__Exercise A__
Copy the passage of the X-ray tube patent page from "A more practical" up to and including "an X-ray tube.", changing nothing.

__Page extract__
|Publication number||US3961173 A|
|Application number||US 05/525,423|
|Publication date||Jun 1, 1976|
|Filing date||Nov 20, 1974|
|Priority date||Nov 20, 1974|
|Also published as||CA1055563A, CA1055563A1, DE2551356A1|
|Publication number||05525423, 525423, US 3961173 A, US 3961173A, US-A-3961173, US3961173 A, US3961173A|
|Inventors||John T. Perry, Joel J. Schmutzer|
|Original Assignee||Varian Associates|
|Export Citation||BiBTeX, EndNote, RefMan|
|Patent Citations (7), Referenced by (12), Classifications (8)|
|External Links: USPTO, USPTO Assignment, Espacenet|
The invention pertains to instrumentation for monitoring the status of X-ray tubes and protection against failure. In rotating-target X-ray tubes the heat input to the target occurs during short exposures while the heat dissipation is mainly by radiation and covers a time span of many minutes. The previous operating history thus greatly affects the temperature reached in a subsequent exposure. A monitor of the instantaneous temperature is valuable for operator programming of exposure and for over-temperature interlock protection.
Devices have been made to measure directly the temperature of a rotating target. For example, U.S. Pat. No. 3,062,960 issued Nov. 6, 1962 to J. Laser describes a photocell focused on the target. Such devices are expensive, and require either a window in the tube wall which can become coated with vaporized material or incorporation of the device itself inside the tube where it can become coated directly.
A more practical monitor has been a separate analog electric circuit with properties simulating the thermal properties of the target. U.S. Pat. No. 3,334,871 issued Jan. 11, 1972 to Melvin P. Siedband describes a storage condenser whose voltage simulates the target temperature. Input current to the condenser simulates the power input to the target and a resistive discharging bleeder across the condenser simulates the radiation cooling.
U.S. patent application Ser. No. 514,157 by John T. Perry, James Grichnik and Joel J. Schmutzer filed Oct. 11, 1974 and assigned to the present assignee describes a more accurate condenser simulator used as an element in a system to predict failure of an X-ray tube.
Although prior condenser integrators provided substantial advances in the art, they are greatly improved by the present invention. In the prior art the tube's beam power was measured by multiplying signals representing the current and voltage. These signals were obtained from a series resistor in the current supply and from the primary voltage of the X-ray transformer. Typical transformer secondary windings are grounded at a center tap and the primaries are across the power line, so the current and voltage signals are not referenced to the same ground. This introduces errors into the circuit multiplying the two signals. Another error arises in measuring very small current inputs when displacement and leakage currents give false current signal readings even when no true electron current flows in the tube. Voltage measurement at the transformer primary is in error because the secondary voltage falls with current drawn--the "regulation" characteristic of the transformer. Another source of error arises because the power input occurs over very short exposure intervals while the cooling time may be very long. Even a small spurious power input signal integrated over the long cooling time may be comparable to the true power signal over the short exposure time.

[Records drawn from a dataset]
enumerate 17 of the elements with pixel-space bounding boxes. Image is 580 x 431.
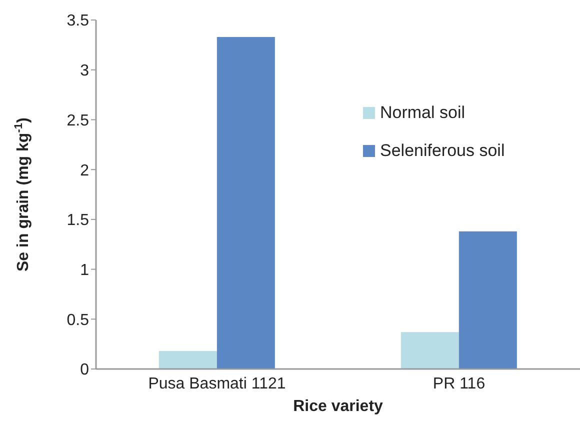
y-tick-label: 0.5 bbox=[66, 312, 90, 329]
legend-label: Seleniferous soil bbox=[379, 141, 505, 161]
y-tick-label: 3.5 bbox=[66, 12, 90, 30]
x-tick-label: PR 116 bbox=[432, 375, 486, 392]
legend-label: Normal soil bbox=[379, 103, 466, 123]
bar bbox=[216, 36, 275, 369]
x-tick-label: Pusa Basmati 1121 bbox=[148, 375, 286, 392]
y-tick-label: 1.5 bbox=[66, 212, 90, 230]
x-axis-title: Rice variety bbox=[293, 398, 384, 415]
y-tick-label: 1 bbox=[80, 262, 90, 279]
y-tick-label: 3 bbox=[80, 62, 90, 80]
y-tick-label: 2 bbox=[80, 162, 90, 180]
bar bbox=[458, 231, 517, 369]
y-tick-label: 2.5 bbox=[66, 112, 90, 130]
y-tick-label: 0 bbox=[80, 362, 90, 379]
bar bbox=[158, 351, 217, 369]
bar bbox=[400, 332, 459, 369]
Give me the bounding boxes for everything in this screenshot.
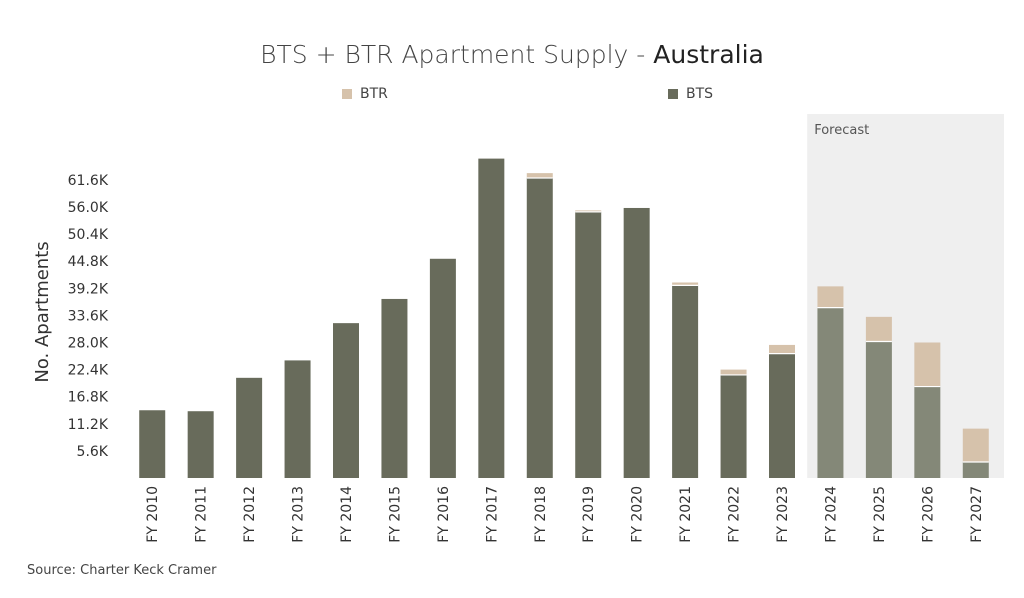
bar-bts: [333, 323, 359, 478]
bar-bts: [769, 353, 795, 478]
y-tick-label: 39.2K: [68, 281, 109, 297]
bar-bts: [914, 386, 941, 478]
x-tick-label: FY 2022: [727, 486, 743, 543]
x-tick-label: FY 2017: [484, 486, 500, 543]
bar-btr: [914, 342, 941, 387]
legend-swatch-bts: [668, 89, 678, 99]
chart-title: BTS + BTR Apartment Supply - Australia: [0, 40, 1024, 69]
x-tick-label: FY 2024: [823, 486, 839, 543]
x-tick-label: FY 2018: [533, 486, 549, 543]
x-tick-label: FY 2012: [242, 486, 258, 543]
bar-bts: [381, 298, 408, 478]
legend-label-btr: BTR: [360, 86, 388, 102]
y-tick-label: 5.6K: [77, 444, 109, 460]
x-tick-label: FY 2026: [920, 486, 936, 543]
legend-item-bts: BTS: [668, 86, 713, 102]
x-tick-label: FY 2016: [436, 486, 452, 543]
y-tick-label: 11.2K: [68, 417, 109, 433]
y-tick-label: 33.6K: [68, 308, 109, 324]
chart-title-emphasis: Australia: [653, 40, 764, 69]
x-tick-label: FY 2020: [630, 486, 646, 543]
x-tick-label: FY 2021: [678, 486, 694, 543]
x-tick-label: FY 2019: [581, 486, 597, 543]
x-tick-label: FY 2013: [291, 486, 307, 543]
bar-bts: [720, 374, 747, 478]
bar-bts: [575, 211, 602, 478]
bar-bts: [429, 258, 456, 478]
y-tick-label: 44.8K: [68, 254, 109, 270]
bar-bts: [478, 158, 505, 478]
bar-bts: [526, 177, 553, 478]
chart-title-main: BTS + BTR Apartment Supply -: [260, 40, 654, 69]
bar-btr: [962, 428, 989, 463]
bar-bts: [284, 360, 311, 478]
bar-bts: [236, 377, 263, 478]
bar-btr: [720, 369, 747, 375]
source-note: Source: Charter Keck Cramer: [27, 563, 217, 578]
x-tick-label: FY 2010: [145, 486, 161, 543]
bar-bts: [623, 207, 650, 479]
y-tick-label: 61.6K: [68, 173, 109, 189]
bar-bts: [139, 410, 166, 478]
bar-bts: [817, 307, 844, 478]
x-tick-label: FY 2027: [969, 486, 985, 543]
bar-bts: [865, 341, 892, 478]
bar-bts: [962, 462, 989, 478]
x-tick-label: FY 2025: [872, 486, 888, 543]
x-tick-label: FY 2023: [775, 486, 791, 543]
x-tick-label: FY 2014: [339, 486, 355, 543]
bar-bts: [187, 411, 214, 478]
bar-btr: [817, 286, 844, 308]
bar-btr: [769, 344, 795, 354]
bar-btr: [672, 282, 699, 286]
legend-item-btr: BTR: [342, 86, 388, 102]
y-tick-label: 16.8K: [68, 390, 109, 406]
forecast-label: Forecast: [814, 123, 869, 138]
legend-label-bts: BTS: [686, 86, 714, 102]
x-tick-label: FY 2015: [387, 486, 403, 543]
y-tick-label: 22.4K: [68, 363, 109, 379]
bar-btr: [575, 210, 602, 212]
x-tick-label: FY 2011: [194, 486, 210, 543]
y-tick-label: 56.0K: [68, 200, 109, 216]
bar-bts: [672, 285, 699, 478]
legend-swatch-btr: [342, 89, 352, 99]
bar-btr: [865, 316, 892, 342]
bar-btr: [526, 173, 553, 178]
y-tick-label: 28.0K: [68, 336, 109, 352]
y-axis-label: No. Apartments: [32, 241, 53, 382]
y-tick-label: 50.4K: [68, 227, 109, 243]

__Exercise B__
Repeat word for word the lines of the records from the line with "y-tick-label: 0.5 bbox=[66, 312, 90, 329]" up to and including the line with "Give me the", and give only those lines.

__Full answer A__
A more practical monitor has been a separate analog electric circuit with properties simulating the thermal properties of the target. U.S. Pat. No. 3,334,871 issued Jan. 11, 1972 to Melvin P. Siedband describes a storage condenser whose voltage simulates the target temperature. Input current to the condenser simulates the power input to the target and a resistive discharging bleeder across the condenser simulates the radiation cooling.
U.S. patent application Ser. No. 514,157 by John T. Perry, James Grichnik and Joel J. Schmutzer filed Oct. 11, 1974 and assigned to the present assignee describes a more accurate condenser simulator used as an element in a system to predict failure of an X-ray tube.

__Full answer B__
y-tick-label: 0.5 bbox=[66, 312, 90, 329]
legend-label: Seleniferous soil bbox=[379, 141, 505, 161]
y-tick-label: 3.5 bbox=[66, 12, 90, 30]
x-tick-label: PR 116 bbox=[432, 375, 486, 392]
legend-label: Normal soil bbox=[379, 103, 466, 123]
bar bbox=[216, 36, 275, 369]
x-tick-label: Pusa Basmati 1121 bbox=[148, 375, 286, 392]
y-tick-label: 1.5 bbox=[66, 212, 90, 230]
x-axis-title: Rice variety bbox=[293, 398, 384, 415]
y-tick-label: 1 bbox=[80, 262, 90, 279]
y-tick-label: 3 bbox=[80, 62, 90, 80]
y-tick-label: 2 bbox=[80, 162, 90, 180]
bar bbox=[458, 231, 517, 369]
y-tick-label: 2.5 bbox=[66, 112, 90, 130]
y-tick-label: 0 bbox=[80, 362, 90, 379]
bar bbox=[158, 351, 217, 369]
bar bbox=[400, 332, 459, 369]
Give me the bounding boxes for everything in this screenshot.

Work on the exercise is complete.